> The exercise
Identify, in the records below, every line where the string "speakers" appears, and copy each such line.

** START Records to process **

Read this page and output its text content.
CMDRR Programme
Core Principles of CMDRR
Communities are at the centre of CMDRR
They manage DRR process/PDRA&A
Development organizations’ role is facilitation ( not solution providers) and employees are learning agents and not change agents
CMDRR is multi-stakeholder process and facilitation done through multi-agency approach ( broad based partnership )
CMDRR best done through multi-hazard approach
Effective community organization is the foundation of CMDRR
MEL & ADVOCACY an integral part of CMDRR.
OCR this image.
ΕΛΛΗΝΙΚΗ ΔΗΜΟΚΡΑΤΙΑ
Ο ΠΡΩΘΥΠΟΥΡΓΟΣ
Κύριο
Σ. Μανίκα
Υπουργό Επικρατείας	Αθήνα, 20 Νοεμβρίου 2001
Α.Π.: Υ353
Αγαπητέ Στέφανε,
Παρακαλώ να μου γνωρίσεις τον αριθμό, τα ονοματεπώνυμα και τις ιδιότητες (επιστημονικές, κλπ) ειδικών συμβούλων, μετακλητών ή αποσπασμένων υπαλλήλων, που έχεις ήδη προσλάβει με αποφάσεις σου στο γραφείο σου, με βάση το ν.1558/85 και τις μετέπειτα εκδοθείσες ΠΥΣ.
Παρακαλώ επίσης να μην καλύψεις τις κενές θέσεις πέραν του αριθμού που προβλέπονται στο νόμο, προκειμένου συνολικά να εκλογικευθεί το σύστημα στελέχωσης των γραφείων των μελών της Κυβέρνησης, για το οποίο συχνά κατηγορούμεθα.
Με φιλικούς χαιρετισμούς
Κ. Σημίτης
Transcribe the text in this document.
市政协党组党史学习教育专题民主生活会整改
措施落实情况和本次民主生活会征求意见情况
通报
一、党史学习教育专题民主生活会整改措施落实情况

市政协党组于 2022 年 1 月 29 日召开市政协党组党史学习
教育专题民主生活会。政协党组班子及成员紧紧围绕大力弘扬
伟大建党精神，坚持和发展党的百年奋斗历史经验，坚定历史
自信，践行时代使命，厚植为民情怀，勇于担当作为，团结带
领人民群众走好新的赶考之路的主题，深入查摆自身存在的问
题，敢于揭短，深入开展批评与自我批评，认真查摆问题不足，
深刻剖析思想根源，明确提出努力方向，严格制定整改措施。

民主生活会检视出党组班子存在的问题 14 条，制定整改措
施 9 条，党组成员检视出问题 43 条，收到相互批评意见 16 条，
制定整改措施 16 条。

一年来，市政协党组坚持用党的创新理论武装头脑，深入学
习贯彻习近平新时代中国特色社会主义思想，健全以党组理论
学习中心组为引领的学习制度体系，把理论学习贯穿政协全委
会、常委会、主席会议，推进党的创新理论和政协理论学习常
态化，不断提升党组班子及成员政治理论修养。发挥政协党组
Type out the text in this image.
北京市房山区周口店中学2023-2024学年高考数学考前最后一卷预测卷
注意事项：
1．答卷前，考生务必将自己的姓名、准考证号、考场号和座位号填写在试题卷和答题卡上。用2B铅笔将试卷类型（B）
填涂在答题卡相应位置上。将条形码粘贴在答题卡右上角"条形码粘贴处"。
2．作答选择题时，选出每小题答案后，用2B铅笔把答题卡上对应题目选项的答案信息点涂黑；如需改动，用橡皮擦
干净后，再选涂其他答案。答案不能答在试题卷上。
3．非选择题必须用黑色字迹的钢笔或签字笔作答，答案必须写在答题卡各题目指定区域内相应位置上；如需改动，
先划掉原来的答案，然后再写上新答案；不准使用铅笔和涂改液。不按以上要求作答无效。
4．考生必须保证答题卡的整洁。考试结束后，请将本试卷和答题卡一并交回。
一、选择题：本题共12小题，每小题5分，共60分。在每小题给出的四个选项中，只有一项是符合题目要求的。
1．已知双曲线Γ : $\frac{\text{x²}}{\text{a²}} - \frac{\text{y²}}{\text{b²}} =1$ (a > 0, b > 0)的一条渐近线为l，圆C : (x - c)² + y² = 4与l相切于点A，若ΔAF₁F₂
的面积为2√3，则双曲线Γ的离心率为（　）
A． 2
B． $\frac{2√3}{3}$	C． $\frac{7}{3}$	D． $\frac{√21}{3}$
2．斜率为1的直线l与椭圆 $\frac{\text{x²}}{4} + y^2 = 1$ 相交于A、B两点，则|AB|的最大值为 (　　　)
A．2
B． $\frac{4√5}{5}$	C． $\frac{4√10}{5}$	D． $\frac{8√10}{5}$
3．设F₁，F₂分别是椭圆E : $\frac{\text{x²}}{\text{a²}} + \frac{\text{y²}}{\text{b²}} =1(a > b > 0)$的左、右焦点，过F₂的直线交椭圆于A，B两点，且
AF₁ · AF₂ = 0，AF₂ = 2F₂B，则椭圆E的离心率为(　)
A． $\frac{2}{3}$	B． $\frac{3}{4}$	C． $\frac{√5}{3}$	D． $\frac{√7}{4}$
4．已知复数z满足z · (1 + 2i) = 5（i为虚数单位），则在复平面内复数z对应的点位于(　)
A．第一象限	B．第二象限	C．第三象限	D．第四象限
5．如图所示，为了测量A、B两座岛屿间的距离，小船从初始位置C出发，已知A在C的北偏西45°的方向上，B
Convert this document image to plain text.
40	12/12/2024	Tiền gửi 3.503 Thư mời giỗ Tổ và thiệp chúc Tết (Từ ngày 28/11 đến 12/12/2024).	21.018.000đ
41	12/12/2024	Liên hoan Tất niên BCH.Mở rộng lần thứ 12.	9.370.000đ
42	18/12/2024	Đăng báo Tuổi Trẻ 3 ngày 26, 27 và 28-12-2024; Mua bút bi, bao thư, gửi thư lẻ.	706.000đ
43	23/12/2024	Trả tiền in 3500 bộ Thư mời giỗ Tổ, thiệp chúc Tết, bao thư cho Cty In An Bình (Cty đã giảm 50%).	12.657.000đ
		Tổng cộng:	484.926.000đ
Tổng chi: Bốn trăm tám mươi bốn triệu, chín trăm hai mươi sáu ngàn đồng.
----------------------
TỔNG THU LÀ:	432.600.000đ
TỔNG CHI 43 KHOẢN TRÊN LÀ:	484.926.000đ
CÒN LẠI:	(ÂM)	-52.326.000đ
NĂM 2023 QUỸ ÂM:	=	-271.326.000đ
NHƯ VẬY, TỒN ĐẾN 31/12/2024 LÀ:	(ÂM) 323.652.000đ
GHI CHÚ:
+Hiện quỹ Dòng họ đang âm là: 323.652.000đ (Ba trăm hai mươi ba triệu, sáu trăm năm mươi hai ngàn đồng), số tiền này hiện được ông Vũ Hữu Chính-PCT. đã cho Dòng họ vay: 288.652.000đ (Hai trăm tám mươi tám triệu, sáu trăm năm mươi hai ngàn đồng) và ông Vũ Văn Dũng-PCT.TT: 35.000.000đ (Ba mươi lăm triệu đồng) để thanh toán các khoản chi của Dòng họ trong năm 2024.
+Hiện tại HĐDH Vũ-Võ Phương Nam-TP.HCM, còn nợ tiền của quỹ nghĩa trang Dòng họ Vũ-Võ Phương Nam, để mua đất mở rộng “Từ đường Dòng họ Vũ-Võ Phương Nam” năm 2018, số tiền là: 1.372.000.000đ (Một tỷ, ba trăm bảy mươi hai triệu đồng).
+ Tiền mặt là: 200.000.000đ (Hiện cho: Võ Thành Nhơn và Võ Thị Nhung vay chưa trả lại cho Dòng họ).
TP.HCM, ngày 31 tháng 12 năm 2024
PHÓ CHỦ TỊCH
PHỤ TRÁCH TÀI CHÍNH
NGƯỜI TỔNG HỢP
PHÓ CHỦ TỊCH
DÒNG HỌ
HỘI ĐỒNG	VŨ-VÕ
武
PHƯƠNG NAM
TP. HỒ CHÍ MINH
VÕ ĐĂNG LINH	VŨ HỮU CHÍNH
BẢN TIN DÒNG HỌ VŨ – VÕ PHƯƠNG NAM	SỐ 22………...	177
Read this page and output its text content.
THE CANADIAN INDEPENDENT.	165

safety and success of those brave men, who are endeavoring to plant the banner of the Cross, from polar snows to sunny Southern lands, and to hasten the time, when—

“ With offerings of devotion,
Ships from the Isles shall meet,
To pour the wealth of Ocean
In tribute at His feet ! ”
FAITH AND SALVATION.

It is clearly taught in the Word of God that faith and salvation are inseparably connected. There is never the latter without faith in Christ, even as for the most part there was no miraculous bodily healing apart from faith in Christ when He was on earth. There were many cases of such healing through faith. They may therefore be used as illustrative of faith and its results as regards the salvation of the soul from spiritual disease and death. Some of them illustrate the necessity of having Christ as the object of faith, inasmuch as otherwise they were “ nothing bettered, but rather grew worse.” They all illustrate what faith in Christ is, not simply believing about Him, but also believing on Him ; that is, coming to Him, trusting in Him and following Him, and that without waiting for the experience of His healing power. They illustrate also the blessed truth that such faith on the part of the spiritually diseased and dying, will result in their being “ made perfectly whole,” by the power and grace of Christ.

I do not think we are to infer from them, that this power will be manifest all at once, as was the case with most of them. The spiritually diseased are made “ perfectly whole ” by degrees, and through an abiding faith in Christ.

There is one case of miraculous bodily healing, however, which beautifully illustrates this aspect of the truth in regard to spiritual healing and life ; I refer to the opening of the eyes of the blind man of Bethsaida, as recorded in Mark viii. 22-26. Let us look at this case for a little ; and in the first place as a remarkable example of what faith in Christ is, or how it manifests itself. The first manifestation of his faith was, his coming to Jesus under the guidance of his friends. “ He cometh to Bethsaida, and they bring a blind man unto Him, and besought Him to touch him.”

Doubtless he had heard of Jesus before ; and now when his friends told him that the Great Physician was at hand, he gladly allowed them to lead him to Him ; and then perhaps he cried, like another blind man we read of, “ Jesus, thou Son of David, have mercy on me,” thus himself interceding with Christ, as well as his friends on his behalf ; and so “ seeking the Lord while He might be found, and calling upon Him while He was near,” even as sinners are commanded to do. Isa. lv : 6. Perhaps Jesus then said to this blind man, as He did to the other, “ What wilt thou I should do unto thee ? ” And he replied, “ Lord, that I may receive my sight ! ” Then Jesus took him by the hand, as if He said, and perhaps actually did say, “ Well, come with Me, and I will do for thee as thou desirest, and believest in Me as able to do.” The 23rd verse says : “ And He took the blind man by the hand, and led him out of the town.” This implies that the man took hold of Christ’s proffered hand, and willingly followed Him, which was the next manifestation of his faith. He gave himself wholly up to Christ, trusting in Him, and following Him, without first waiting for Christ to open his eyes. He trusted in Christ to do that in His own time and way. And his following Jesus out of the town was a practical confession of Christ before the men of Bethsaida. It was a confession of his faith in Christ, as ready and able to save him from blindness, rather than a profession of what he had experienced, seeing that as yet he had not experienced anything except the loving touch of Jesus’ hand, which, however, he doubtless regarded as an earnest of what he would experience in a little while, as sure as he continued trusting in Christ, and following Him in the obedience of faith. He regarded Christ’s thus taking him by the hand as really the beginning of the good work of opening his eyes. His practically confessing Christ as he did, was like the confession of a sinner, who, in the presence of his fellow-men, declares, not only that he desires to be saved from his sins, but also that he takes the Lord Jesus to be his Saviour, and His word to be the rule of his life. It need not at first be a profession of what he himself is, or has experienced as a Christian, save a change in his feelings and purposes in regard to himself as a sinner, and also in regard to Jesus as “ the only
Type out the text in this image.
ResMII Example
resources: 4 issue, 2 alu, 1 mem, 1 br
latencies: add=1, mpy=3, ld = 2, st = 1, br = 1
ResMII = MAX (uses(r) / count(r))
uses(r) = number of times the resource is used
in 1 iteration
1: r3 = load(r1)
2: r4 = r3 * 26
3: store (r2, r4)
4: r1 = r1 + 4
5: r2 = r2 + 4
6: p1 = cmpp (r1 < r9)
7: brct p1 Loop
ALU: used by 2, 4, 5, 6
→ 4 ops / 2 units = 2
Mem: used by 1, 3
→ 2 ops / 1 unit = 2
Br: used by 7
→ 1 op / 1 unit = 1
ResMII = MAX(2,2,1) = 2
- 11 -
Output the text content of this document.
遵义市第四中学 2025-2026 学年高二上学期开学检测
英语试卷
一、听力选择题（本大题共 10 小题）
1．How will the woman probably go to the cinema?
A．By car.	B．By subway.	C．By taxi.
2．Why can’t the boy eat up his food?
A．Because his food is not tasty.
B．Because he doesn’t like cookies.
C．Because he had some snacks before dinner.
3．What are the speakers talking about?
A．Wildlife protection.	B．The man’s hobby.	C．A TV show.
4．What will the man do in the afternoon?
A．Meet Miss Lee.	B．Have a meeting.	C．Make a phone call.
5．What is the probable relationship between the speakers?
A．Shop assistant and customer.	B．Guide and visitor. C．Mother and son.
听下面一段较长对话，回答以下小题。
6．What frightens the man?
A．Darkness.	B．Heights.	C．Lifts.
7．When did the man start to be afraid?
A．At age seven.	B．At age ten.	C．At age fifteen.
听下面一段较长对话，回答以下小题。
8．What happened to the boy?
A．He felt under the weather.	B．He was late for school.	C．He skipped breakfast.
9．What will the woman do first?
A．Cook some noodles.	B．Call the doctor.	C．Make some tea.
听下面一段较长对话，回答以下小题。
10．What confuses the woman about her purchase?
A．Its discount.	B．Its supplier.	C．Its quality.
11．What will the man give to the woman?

** END Records to process **

> Answer to this task
3．What are the speakers talking about?
5．What is the probable relationship between the speakers?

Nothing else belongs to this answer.